_REQUIRED TASK_
Lines holding the string "yellow" are the ones to copy; find them all in the data.

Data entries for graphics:
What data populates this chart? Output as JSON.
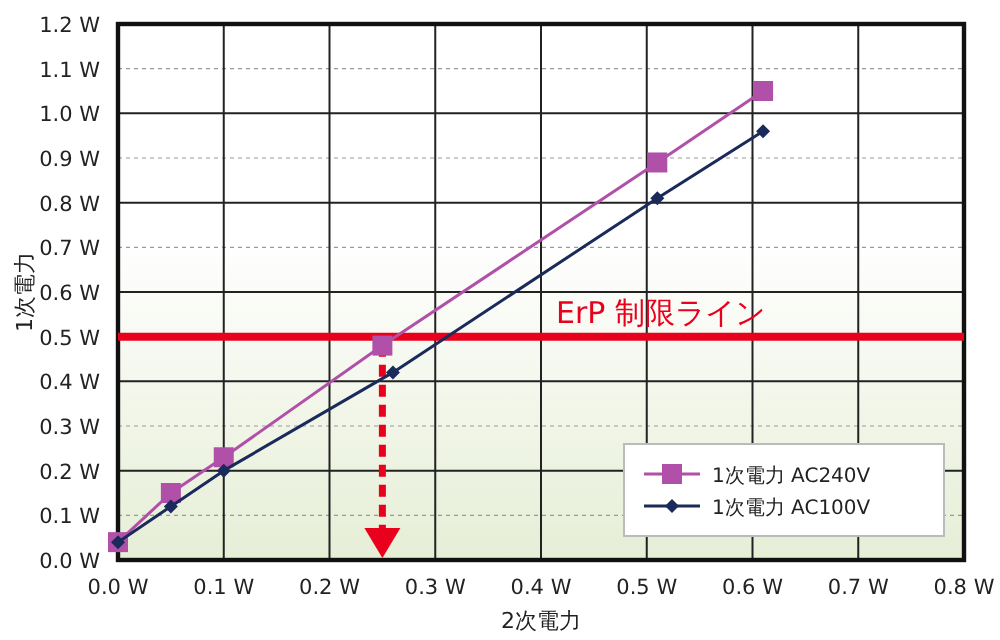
{
  "chart_data": {
    "type": "line",
    "xlabel": "2次電力",
    "ylabel": "1次電力",
    "xlim": [
      0,
      0.8
    ],
    "ylim": [
      0,
      1.2
    ],
    "xticks": [
      {
        "value": 0,
        "label": "0.0 W"
      },
      {
        "value": 0.1,
        "label": "0.1 W"
      },
      {
        "value": 0.2,
        "label": "0.2 W"
      },
      {
        "value": 0.3,
        "label": "0.3 W"
      },
      {
        "value": 0.4,
        "label": "0.4 W"
      },
      {
        "value": 0.5,
        "label": "0.5 W"
      },
      {
        "value": 0.6,
        "label": "0.6 W"
      },
      {
        "value": 0.7,
        "label": "0.7 W"
      },
      {
        "value": 0.8,
        "label": "0.8 W"
      }
    ],
    "yticks": [
      {
        "value": 0,
        "label": "0.0 W"
      },
      {
        "value": 0.1,
        "label": "0.1 W"
      },
      {
        "value": 0.2,
        "label": "0.2 W"
      },
      {
        "value": 0.3,
        "label": "0.3 W"
      },
      {
        "value": 0.4,
        "label": "0.4 W"
      },
      {
        "value": 0.5,
        "label": "0.5 W"
      },
      {
        "value": 0.6,
        "label": "0.6 W"
      },
      {
        "value": 0.7,
        "label": "0.7 W"
      },
      {
        "value": 0.8,
        "label": "0.8 W"
      },
      {
        "value": 0.9,
        "label": "0.9 W"
      },
      {
        "value": 1.0,
        "label": "1.0 W"
      },
      {
        "value": 1.1,
        "label": "1.1 W"
      },
      {
        "value": 1.2,
        "label": "1.2 W"
      }
    ],
    "grid": true,
    "legend": "bottom right",
    "series": [
      {
        "name": "1次電力 AC240V",
        "color": "#b050a8",
        "marker": "square",
        "x": [
          0,
          0.05,
          0.1,
          0.25,
          0.51,
          0.61
        ],
        "values": [
          0.04,
          0.15,
          0.23,
          0.48,
          0.89,
          1.05
        ]
      },
      {
        "name": "1次電力 AC100V",
        "color": "#1a2a5a",
        "marker": "diamond",
        "x": [
          0,
          0.05,
          0.1,
          0.26,
          0.51,
          0.61
        ],
        "values": [
          0.04,
          0.12,
          0.2,
          0.42,
          0.81,
          0.96
        ]
      }
    ],
    "ref_lines": [
      {
        "axis": "y",
        "value": 0.5,
        "label": "ErP 制限ライン",
        "color": "#e8001c"
      },
      {
        "axis": "x",
        "value": 0.25,
        "color": "#e8001c",
        "line_style": "dashed"
      }
    ]
  }
}
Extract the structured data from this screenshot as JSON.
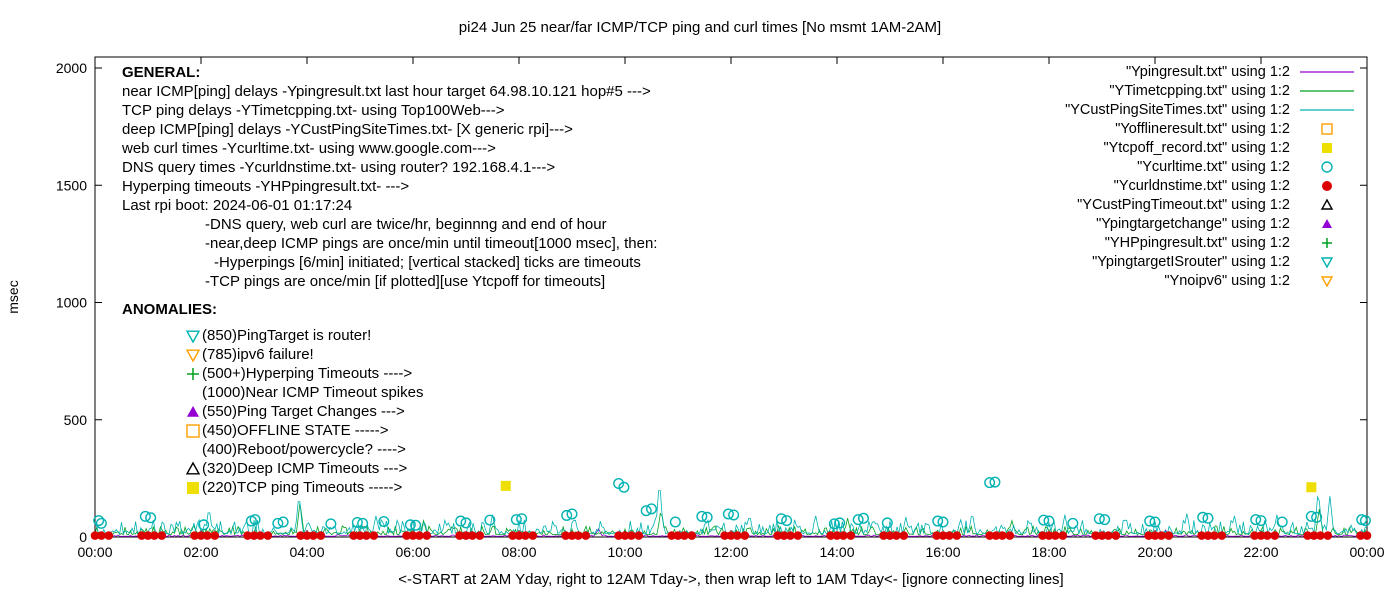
{
  "palette": {
    "purple": "#9400d3",
    "green": "#00a020",
    "teal": "#00b2b2",
    "orange": "#ffa000",
    "yellow": "#efdf00",
    "red": "#dd0000",
    "black": "#000000"
  },
  "chart_data": {
    "type": "line",
    "title": "pi24 Jun 25  near/far ICMP/TCP ping and curl times [No msmt 1AM-2AM]",
    "x_axis": {
      "label": "<-START at 2AM Yday, right to 12AM Tday->, then wrap left to 1AM Tday<- [ignore connecting lines]",
      "tick_labels": [
        "00:00",
        "02:00",
        "04:00",
        "06:00",
        "08:00",
        "10:00",
        "12:00",
        "14:00",
        "16:00",
        "18:00",
        "20:00",
        "22:00",
        "00:00"
      ],
      "hours_span": 24
    },
    "y_axis": {
      "label": "msec",
      "ticks": [
        0,
        500,
        1000,
        1500,
        2000
      ],
      "range": [
        0,
        2000
      ]
    },
    "series": [
      {
        "name": "Ypingresult.txt",
        "style": "line",
        "color": "purple",
        "baseline_msec": 3,
        "noise_msec": 7,
        "seed": 101,
        "spikes": [
          [
            9.5,
            35
          ],
          [
            20.2,
            30
          ]
        ]
      },
      {
        "name": "YTimetcpping.txt",
        "style": "line",
        "color": "green",
        "baseline_msec": 10,
        "noise_msec": 38,
        "seed": 202,
        "spikes": [
          [
            3.87,
            150
          ],
          [
            6.2,
            70
          ],
          [
            10.68,
            120
          ],
          [
            14.2,
            80
          ],
          [
            17.3,
            70
          ],
          [
            23.1,
            120
          ]
        ]
      },
      {
        "name": "YCustPingSiteTimes.txt",
        "style": "line",
        "color": "teal",
        "baseline_msec": 14,
        "noise_msec": 60,
        "seed": 303,
        "spikes": [
          [
            2.15,
            130
          ],
          [
            3.85,
            190
          ],
          [
            5.3,
            90
          ],
          [
            7.5,
            95
          ],
          [
            9.05,
            90
          ],
          [
            10.65,
            250
          ],
          [
            12.35,
            100
          ],
          [
            13.6,
            90
          ],
          [
            15.3,
            85
          ],
          [
            16.55,
            110
          ],
          [
            18.3,
            95
          ],
          [
            19.45,
            90
          ],
          [
            20.6,
            100
          ],
          [
            21.5,
            90
          ],
          [
            22.3,
            95
          ],
          [
            23.08,
            205
          ],
          [
            23.3,
            175
          ]
        ]
      },
      {
        "name": "Ycurltime.txt",
        "style": "circle-open",
        "color": "teal",
        "points": [
          [
            0.07,
            70
          ],
          [
            0.12,
            58
          ],
          [
            0.95,
            88
          ],
          [
            1.05,
            82
          ],
          [
            2.05,
            52
          ],
          [
            2.95,
            68
          ],
          [
            3.02,
            74
          ],
          [
            3.45,
            58
          ],
          [
            3.55,
            64
          ],
          [
            4.45,
            56
          ],
          [
            4.95,
            62
          ],
          [
            5.05,
            58
          ],
          [
            5.45,
            66
          ],
          [
            5.95,
            52
          ],
          [
            6.05,
            50
          ],
          [
            6.9,
            68
          ],
          [
            7.0,
            60
          ],
          [
            7.45,
            72
          ],
          [
            7.95,
            74
          ],
          [
            8.05,
            78
          ],
          [
            8.9,
            92
          ],
          [
            9.0,
            98
          ],
          [
            9.88,
            228
          ],
          [
            9.98,
            212
          ],
          [
            10.4,
            112
          ],
          [
            10.5,
            120
          ],
          [
            10.95,
            64
          ],
          [
            11.45,
            88
          ],
          [
            11.55,
            84
          ],
          [
            11.95,
            98
          ],
          [
            12.05,
            94
          ],
          [
            12.95,
            78
          ],
          [
            13.05,
            70
          ],
          [
            13.95,
            56
          ],
          [
            14.05,
            60
          ],
          [
            14.4,
            74
          ],
          [
            14.5,
            80
          ],
          [
            14.95,
            60
          ],
          [
            15.9,
            68
          ],
          [
            16.0,
            64
          ],
          [
            16.88,
            232
          ],
          [
            16.98,
            234
          ],
          [
            17.9,
            72
          ],
          [
            18.0,
            68
          ],
          [
            18.45,
            58
          ],
          [
            18.95,
            78
          ],
          [
            19.05,
            74
          ],
          [
            19.9,
            68
          ],
          [
            20.0,
            64
          ],
          [
            20.9,
            84
          ],
          [
            21.0,
            80
          ],
          [
            21.9,
            74
          ],
          [
            22.0,
            70
          ],
          [
            22.4,
            64
          ],
          [
            22.95,
            88
          ],
          [
            23.05,
            84
          ],
          [
            23.9,
            74
          ],
          [
            23.97,
            70
          ]
        ]
      },
      {
        "name": "Ycurldnstime.txt",
        "style": "circle-filled",
        "color": "red",
        "repeat": {
          "every_hours": 1,
          "offsets": [
            -0.12,
            0,
            0.12,
            0.26
          ],
          "y_msec": 6
        }
      },
      {
        "name": "Ytcpoff_record.txt",
        "style": "square-filled",
        "color": "yellow",
        "points": [
          [
            7.75,
            218
          ],
          [
            22.95,
            212
          ]
        ]
      }
    ]
  },
  "legend": [
    {
      "label": "\"Ypingresult.txt\" using 1:2",
      "marker": "line",
      "color": "purple"
    },
    {
      "label": "\"YTimetcpping.txt\" using 1:2",
      "marker": "line",
      "color": "green"
    },
    {
      "label": "\"YCustPingSiteTimes.txt\" using 1:2",
      "marker": "line",
      "color": "teal"
    },
    {
      "label": "\"Yofflineresult.txt\" using 1:2",
      "marker": "square-open",
      "color": "orange"
    },
    {
      "label": "\"Ytcpoff_record.txt\" using 1:2",
      "marker": "square-filled",
      "color": "yellow"
    },
    {
      "label": "\"Ycurltime.txt\" using 1:2",
      "marker": "circle-open",
      "color": "teal"
    },
    {
      "label": "\"Ycurldnstime.txt\" using 1:2",
      "marker": "circle-filled",
      "color": "red"
    },
    {
      "label": "\"YCustPingTimeout.txt\" using 1:2",
      "marker": "triangle-up-open",
      "color": "black"
    },
    {
      "label": "\"Ypingtargetchange\" using 1:2",
      "marker": "triangle-up-filled",
      "color": "purple"
    },
    {
      "label": "\"YHPpingresult.txt\" using 1:2",
      "marker": "plus",
      "color": "green"
    },
    {
      "label": "\"YpingtargetISrouter\" using 1:2",
      "marker": "triangle-down-open",
      "color": "teal"
    },
    {
      "label": "\"Ynoipv6\" using 1:2",
      "marker": "triangle-down-open",
      "color": "orange"
    }
  ],
  "general": {
    "heading": "GENERAL:",
    "lines": [
      {
        "text": "near ICMP[ping] delays -Ypingresult.txt last hour target 64.98.10.121 hop#5 --->",
        "indent": 0
      },
      {
        "text": "TCP ping delays -YTimetcpping.txt- using Top100Web--->",
        "indent": 0
      },
      {
        "text": "deep ICMP[ping] delays -YCustPingSiteTimes.txt- [X generic rpi]--->",
        "indent": 0
      },
      {
        "text": "web curl times -Ycurltime.txt- using www.google.com--->",
        "indent": 0
      },
      {
        "text": "DNS query times -Ycurldnstime.txt- using router? 192.168.4.1--->",
        "indent": 0
      },
      {
        "text": "Hyperping timeouts -YHPpingresult.txt- --->",
        "indent": 0
      },
      {
        "text": "Last rpi boot: 2024-06-01 01:17:24",
        "indent": 0
      },
      {
        "text": "-DNS query, web curl are twice/hr, beginnng and end of hour",
        "indent": 1
      },
      {
        "text": "-near,deep ICMP pings are once/min until timeout[1000 msec], then:",
        "indent": 1
      },
      {
        "text": "-Hyperpings [6/min] initiated; [vertical stacked] ticks are timeouts",
        "indent": 2
      },
      {
        "text": "-TCP pings are once/min [if plotted][use Ytcpoff for timeouts]",
        "indent": 1
      }
    ]
  },
  "anomalies": {
    "heading": "ANOMALIES:",
    "items": [
      {
        "marker": "triangle-down-open",
        "color": "teal",
        "text": "(850)PingTarget is router!"
      },
      {
        "marker": "triangle-down-open",
        "color": "orange",
        "text": "(785)ipv6 failure!"
      },
      {
        "marker": "plus",
        "color": "green",
        "text": "(500+)Hyperping Timeouts ---->"
      },
      {
        "marker": null,
        "color": null,
        "text": "(1000)Near ICMP Timeout spikes"
      },
      {
        "marker": "triangle-up-filled",
        "color": "purple",
        "text": "(550)Ping Target Changes --->"
      },
      {
        "marker": "square-open",
        "color": "orange",
        "text": "(450)OFFLINE STATE ----->"
      },
      {
        "marker": null,
        "color": null,
        "text": "(400)Reboot/powercycle? ---->"
      },
      {
        "marker": "triangle-up-open",
        "color": "black",
        "text": "(320)Deep ICMP Timeouts --->"
      },
      {
        "marker": "square-filled",
        "color": "yellow",
        "text": "(220)TCP ping Timeouts ----->"
      }
    ]
  }
}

_EXERCISE SOLUTION_
    "yellow": "#efdf00",
        "color": "yellow",
      "color": "yellow"
        "color": "yellow",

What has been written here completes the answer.